◆ The task ◆
Type every record exactly as it appears.

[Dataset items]
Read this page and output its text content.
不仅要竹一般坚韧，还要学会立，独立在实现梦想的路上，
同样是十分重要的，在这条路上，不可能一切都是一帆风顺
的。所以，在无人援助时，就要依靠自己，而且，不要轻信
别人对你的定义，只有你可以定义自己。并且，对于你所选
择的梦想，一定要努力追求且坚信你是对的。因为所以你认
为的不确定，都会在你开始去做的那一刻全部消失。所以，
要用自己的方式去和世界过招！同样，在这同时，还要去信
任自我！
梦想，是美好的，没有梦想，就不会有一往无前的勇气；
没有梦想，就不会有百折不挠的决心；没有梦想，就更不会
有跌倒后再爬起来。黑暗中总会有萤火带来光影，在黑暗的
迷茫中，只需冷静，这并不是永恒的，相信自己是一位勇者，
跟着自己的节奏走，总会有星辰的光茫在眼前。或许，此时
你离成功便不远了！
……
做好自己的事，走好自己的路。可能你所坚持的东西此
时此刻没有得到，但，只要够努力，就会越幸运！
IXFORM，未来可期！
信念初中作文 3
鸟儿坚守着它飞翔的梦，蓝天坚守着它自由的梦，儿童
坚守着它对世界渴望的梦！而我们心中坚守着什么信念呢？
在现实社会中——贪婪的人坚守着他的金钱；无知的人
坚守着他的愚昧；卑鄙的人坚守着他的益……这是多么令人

◆ Response to this exercise ◆
Read this page and output its text content.
不仅要竹一般坚韧，还要学会立，独立在实现梦想的路上，
同样是十分重要的，在这条路上，不可能一切都是一帆风顺
的。所以，在无人援助时，就要依靠自己，而且，不要轻信
别人对你的定义，只有你可以定义自己。并且，对于你所选
择的梦想，一定要努力追求且坚信你是对的。因为所以你认
为的不确定，都会在你开始去做的那一刻全部消失。所以，
要用自己的方式去和世界过招！同样，在这同时，还要去信
任自我！
梦想，是美好的，没有梦想，就不会有一往无前的勇气；
没有梦想，就不会有百折不挠的决心；没有梦想，就更不会
有跌倒后再爬起来。黑暗中总会有萤火带来光影，在黑暗的
迷茫中，只需冷静，这并不是永恒的，相信自己是一位勇者，
跟着自己的节奏走，总会有星辰的光茫在眼前。或许，此时
你离成功便不远了！
……
做好自己的事，走好自己的路。可能你所坚持的东西此
时此刻没有得到，但，只要够努力，就会越幸运！
IXFORM，未来可期！
信念初中作文 3
鸟儿坚守着它飞翔的梦，蓝天坚守着它自由的梦，儿童
坚守着它对世界渴望的梦！而我们心中坚守着什么信念呢？
在现实社会中——贪婪的人坚守着他的金钱；无知的人
坚守着他的愚昧；卑鄙的人坚守着他的益……这是多么令人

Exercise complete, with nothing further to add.